(Extracted records)
........

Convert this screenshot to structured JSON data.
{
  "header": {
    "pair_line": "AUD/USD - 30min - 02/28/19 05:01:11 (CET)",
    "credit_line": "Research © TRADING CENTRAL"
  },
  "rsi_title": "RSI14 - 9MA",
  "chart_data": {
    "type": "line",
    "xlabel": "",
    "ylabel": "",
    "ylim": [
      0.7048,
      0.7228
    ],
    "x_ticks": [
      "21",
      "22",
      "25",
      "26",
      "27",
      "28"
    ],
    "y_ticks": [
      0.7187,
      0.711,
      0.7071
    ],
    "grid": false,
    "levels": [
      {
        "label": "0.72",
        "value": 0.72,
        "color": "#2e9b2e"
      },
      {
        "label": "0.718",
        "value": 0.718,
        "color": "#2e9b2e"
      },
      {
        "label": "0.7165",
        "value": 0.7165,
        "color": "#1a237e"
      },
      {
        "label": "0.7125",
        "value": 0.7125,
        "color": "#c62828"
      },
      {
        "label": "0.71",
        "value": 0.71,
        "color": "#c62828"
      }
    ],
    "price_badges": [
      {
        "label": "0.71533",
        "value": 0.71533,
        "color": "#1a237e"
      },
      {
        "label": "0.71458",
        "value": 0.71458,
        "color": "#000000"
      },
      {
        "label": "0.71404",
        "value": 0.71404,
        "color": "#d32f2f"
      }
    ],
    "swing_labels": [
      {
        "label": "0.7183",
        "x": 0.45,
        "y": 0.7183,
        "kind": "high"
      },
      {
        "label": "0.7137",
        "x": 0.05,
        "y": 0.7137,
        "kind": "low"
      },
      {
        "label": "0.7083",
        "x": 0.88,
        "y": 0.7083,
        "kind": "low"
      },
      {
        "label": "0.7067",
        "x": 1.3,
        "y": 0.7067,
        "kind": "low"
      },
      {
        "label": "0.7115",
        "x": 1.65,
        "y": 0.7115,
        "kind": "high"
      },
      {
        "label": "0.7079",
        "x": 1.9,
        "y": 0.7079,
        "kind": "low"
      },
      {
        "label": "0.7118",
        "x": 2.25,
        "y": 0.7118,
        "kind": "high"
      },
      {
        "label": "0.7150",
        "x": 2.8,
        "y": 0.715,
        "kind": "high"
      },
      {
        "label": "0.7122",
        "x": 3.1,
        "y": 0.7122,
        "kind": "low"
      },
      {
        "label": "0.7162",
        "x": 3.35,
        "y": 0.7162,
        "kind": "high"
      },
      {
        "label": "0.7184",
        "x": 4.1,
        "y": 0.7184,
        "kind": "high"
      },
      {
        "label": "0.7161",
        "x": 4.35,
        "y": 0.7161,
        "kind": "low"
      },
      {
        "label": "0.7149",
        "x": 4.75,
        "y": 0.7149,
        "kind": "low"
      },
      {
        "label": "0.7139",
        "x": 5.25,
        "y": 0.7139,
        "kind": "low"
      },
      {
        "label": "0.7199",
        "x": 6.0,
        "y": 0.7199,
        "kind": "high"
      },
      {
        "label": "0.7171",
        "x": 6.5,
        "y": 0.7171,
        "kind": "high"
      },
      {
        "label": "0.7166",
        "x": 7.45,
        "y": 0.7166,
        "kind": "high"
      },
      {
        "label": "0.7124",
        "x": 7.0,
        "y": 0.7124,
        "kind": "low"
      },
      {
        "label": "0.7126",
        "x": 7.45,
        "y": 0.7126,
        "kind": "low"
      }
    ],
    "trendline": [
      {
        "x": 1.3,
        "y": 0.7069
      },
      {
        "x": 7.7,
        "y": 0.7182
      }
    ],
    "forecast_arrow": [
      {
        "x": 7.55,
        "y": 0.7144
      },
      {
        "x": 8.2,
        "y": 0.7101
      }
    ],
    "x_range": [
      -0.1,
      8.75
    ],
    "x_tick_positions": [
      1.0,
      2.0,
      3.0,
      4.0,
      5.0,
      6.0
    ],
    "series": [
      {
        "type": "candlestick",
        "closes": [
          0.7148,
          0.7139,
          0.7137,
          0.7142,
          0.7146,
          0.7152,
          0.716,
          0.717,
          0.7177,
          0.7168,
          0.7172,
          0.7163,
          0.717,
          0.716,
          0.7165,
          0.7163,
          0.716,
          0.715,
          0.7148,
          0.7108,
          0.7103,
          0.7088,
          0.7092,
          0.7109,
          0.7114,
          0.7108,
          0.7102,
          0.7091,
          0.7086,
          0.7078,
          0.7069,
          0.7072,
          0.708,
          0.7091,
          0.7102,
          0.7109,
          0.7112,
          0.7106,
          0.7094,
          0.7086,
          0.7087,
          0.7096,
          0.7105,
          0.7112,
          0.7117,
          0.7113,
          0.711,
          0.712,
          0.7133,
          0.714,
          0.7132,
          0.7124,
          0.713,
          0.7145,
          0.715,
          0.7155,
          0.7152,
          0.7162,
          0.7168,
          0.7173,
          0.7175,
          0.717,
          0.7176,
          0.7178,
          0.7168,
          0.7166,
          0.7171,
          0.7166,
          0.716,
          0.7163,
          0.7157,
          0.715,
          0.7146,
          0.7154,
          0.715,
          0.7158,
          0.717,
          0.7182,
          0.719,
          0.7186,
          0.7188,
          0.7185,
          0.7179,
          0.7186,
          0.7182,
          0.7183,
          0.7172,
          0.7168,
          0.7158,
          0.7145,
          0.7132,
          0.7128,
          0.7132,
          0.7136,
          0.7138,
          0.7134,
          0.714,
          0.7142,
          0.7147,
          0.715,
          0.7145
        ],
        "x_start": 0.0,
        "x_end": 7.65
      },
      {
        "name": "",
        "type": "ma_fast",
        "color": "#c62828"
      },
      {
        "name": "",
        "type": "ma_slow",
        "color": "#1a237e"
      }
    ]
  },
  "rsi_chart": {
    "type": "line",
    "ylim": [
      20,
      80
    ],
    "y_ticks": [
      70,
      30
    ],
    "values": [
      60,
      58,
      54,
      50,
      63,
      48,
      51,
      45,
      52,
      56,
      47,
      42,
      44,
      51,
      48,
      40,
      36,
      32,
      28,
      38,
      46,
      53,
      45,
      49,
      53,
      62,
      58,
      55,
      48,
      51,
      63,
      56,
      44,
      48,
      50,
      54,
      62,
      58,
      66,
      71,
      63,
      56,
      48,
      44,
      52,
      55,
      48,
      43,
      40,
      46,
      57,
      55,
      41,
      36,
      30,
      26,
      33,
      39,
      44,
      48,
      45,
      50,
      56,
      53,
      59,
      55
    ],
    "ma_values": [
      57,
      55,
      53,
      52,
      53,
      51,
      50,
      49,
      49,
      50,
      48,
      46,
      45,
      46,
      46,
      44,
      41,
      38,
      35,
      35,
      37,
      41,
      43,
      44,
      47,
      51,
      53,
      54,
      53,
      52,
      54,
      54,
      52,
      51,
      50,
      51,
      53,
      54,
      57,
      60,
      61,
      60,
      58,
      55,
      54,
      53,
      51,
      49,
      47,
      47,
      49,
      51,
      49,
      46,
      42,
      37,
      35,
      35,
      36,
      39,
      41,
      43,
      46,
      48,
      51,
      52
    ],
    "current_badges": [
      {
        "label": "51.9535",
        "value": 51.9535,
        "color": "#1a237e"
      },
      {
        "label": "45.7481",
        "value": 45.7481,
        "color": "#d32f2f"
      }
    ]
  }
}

........

_The problem_
Output the entries exactly.

_Answer to the exercise_
Convert this screenshot to structured JSON data.
{
  "header": {
    "pair_line": "AUD/USD - 30min - 02/28/19 05:01:11 (CET)",
    "credit_line": "Research © TRADING CENTRAL"
  },
  "rsi_title": "RSI14 - 9MA",
  "chart_data": {
    "type": "line",
    "xlabel": "",
    "ylabel": "",
    "ylim": [
      0.7048,
      0.7228
    ],
    "x_ticks": [
      "21",
      "22",
      "25",
      "26",
      "27",
      "28"
    ],
    "y_ticks": [
      0.7187,
      0.711,
      0.7071
    ],
    "grid": false,
    "levels": [
      {
        "label": "0.72",
        "value": 0.72,
        "color": "#2e9b2e"
      },
      {
        "label": "0.718",
        "value": 0.718,
        "color": "#2e9b2e"
      },
      {
        "label": "0.7165",
        "value": 0.7165,
        "color": "#1a237e"
      },
      {
        "label": "0.7125",
        "value": 0.7125,
        "color": "#c62828"
      },
      {
        "label": "0.71",
        "value": 0.71,
        "color": "#c62828"
      }
    ],
    "price_badges": [
      {
        "label": "0.71533",
        "value": 0.71533,
        "color": "#1a237e"
      },
      {
        "label": "0.71458",
        "value": 0.71458,
        "color": "#000000"
      },
      {
        "label": "0.71404",
        "value": 0.71404,
        "color": "#d32f2f"
      }
    ],
    "swing_labels": [
      {
        "label": "0.7183",
        "x": 0.45,
        "y": 0.7183,
        "kind": "high"
      },
      {
        "label": "0.7137",
        "x": 0.05,
        "y": 0.7137,
        "kind": "low"
      },
      {
        "label": "0.7083",
        "x": 0.88,
        "y": 0.7083,
        "kind": "low"
      },
      {
        "label": "0.7067",
        "x": 1.3,
        "y": 0.7067,
        "kind": "low"
      },
      {
        "label": "0.7115",
        "x": 1.65,
        "y": 0.7115,
        "kind": "high"
      },
      {
        "label": "0.7079",
        "x": 1.9,
        "y": 0.7079,
        "kind": "low"
      },
      {
        "label": "0.7118",
        "x": 2.25,
        "y": 0.7118,
        "kind": "high"
      },
      {
        "label": "0.7150",
        "x": 2.8,
        "y": 0.715,
        "kind": "high"
      },
      {
        "label": "0.7122",
        "x": 3.1,
        "y": 0.7122,
        "kind": "low"
      },
      {
        "label": "0.7162",
        "x": 3.35,
        "y": 0.7162,
        "kind": "high"
      },
      {
        "label": "0.7184",
        "x": 4.1,
        "y": 0.7184,
        "kind": "high"
      },
      {
        "label": "0.7161",
        "x": 4.35,
        "y": 0.7161,
        "kind": "low"
      },
      {
        "label": "0.7149",
        "x": 4.75,
        "y": 0.7149,
        "kind": "low"
      },
      {
        "label": "0.7139",
        "x": 5.25,
        "y": 0.7139,
        "kind": "low"
      },
      {
        "label": "0.7199",
        "x": 6.0,
        "y": 0.7199,
        "kind": "high"
      },
      {
        "label": "0.7171",
        "x": 6.5,
        "y": 0.7171,
        "kind": "high"
      },
      {
        "label": "0.7166",
        "x": 7.45,
        "y": 0.7166,
        "kind": "high"
      },
      {
        "label": "0.7124",
        "x": 7.0,
        "y": 0.7124,
        "kind": "low"
      },
      {
        "label": "0.7126",
        "x": 7.45,
        "y": 0.7126,
        "kind": "low"
      }
    ],
    "trendline": [
      {
        "x": 1.3,
        "y": 0.7069
      },
      {
        "x": 7.7,
        "y": 0.7182
      }
    ],
    "forecast_arrow": [
      {
        "x": 7.55,
        "y": 0.7144
      },
      {
        "x": 8.2,
        "y": 0.7101
      }
    ],
    "x_range": [
      -0.1,
      8.75
    ],
    "x_tick_positions": [
      1.0,
      2.0,
      3.0,
      4.0,
      5.0,
      6.0
    ],
    "series": [
      {
        "type": "candlestick",
        "closes": [
          0.7148,
          0.7139,
          0.7137,
          0.7142,
          0.7146,
          0.7152,
          0.716,
          0.717,
          0.7177,
          0.7168,
          0.7172,
          0.7163,
          0.717,
          0.716,
          0.7165,
          0.7163,
          0.716,
          0.715,
          0.7148,
          0.7108,
          0.7103,
          0.7088,
          0.7092,
          0.7109,
          0.7114,
          0.7108,
          0.7102,
          0.7091,
          0.7086,
          0.7078,
          0.7069,
          0.7072,
          0.708,
          0.7091,
          0.7102,
          0.7109,
          0.7112,
          0.7106,
          0.7094,
          0.7086,
          0.7087,
          0.7096,
          0.7105,
          0.7112,
          0.7117,
          0.7113,
          0.711,
          0.712,
          0.7133,
          0.714,
          0.7132,
          0.7124,
          0.713,
          0.7145,
          0.715,
          0.7155,
          0.7152,
          0.7162,
          0.7168,
          0.7173,
          0.7175,
          0.717,
          0.7176,
          0.7178,
          0.7168,
          0.7166,
          0.7171,
          0.7166,
          0.716,
          0.7163,
          0.7157,
          0.715,
          0.7146,
          0.7154,
          0.715,
          0.7158,
          0.717,
          0.7182,
          0.719,
          0.7186,
          0.7188,
          0.7185,
          0.7179,
          0.7186,
          0.7182,
          0.7183,
          0.7172,
          0.7168,
          0.7158,
          0.7145,
          0.7132,
          0.7128,
          0.7132,
          0.7136,
          0.7138,
          0.7134,
          0.714,
          0.7142,
          0.7147,
          0.715,
          0.7145
        ],
        "x_start": 0.0,
        "x_end": 7.65
      },
      {
        "name": "",
        "type": "ma_fast",
        "color": "#c62828"
      },
      {
        "name": "",
        "type": "ma_slow",
        "color": "#1a237e"
      }
    ]
  },
  "rsi_chart": {
    "type": "line",
    "ylim": [
      20,
      80
    ],
    "y_ticks": [
      70,
      30
    ],
    "values": [
      60,
      58,
      54,
      50,
      63,
      48,
      51,
      45,
      52,
      56,
      47,
      42,
      44,
      51,
      48,
      40,
      36,
      32,
      28,
      38,
      46,
      53,
      45,
      49,
      53,
      62,
      58,
      55,
      48,
      51,
      63,
      56,
      44,
      48,
      50,
      54,
      62,
      58,
      66,
      71,
      63,
      56,
      48,
      44,
      52,
      55,
      48,
      43,
      40,
      46,
      57,
      55,
      41,
      36,
      30,
      26,
      33,
      39,
      44,
      48,
      45,
      50,
      56,
      53,
      59,
      55
    ],
    "ma_values": [
      57,
      55,
      53,
      52,
      53,
      51,
      50,
      49,
      49,
      50,
      48,
      46,
      45,
      46,
      46,
      44,
      41,
      38,
      35,
      35,
      37,
      41,
      43,
      44,
      47,
      51,
      53,
      54,
      53,
      52,
      54,
      54,
      52,
      51,
      50,
      51,
      53,
      54,
      57,
      60,
      61,
      60,
      58,
      55,
      54,
      53,
      51,
      49,
      47,
      47,
      49,
      51,
      49,
      46,
      42,
      37,
      35,
      35,
      36,
      39,
      41,
      43,
      46,
      48,
      51,
      52
    ],
    "current_badges": [
      {
        "label": "51.9535",
        "value": 51.9535,
        "color": "#1a237e"
      },
      {
        "label": "45.7481",
        "value": 45.7481,
        "color": "#d32f2f"
      }
    ]
  }
}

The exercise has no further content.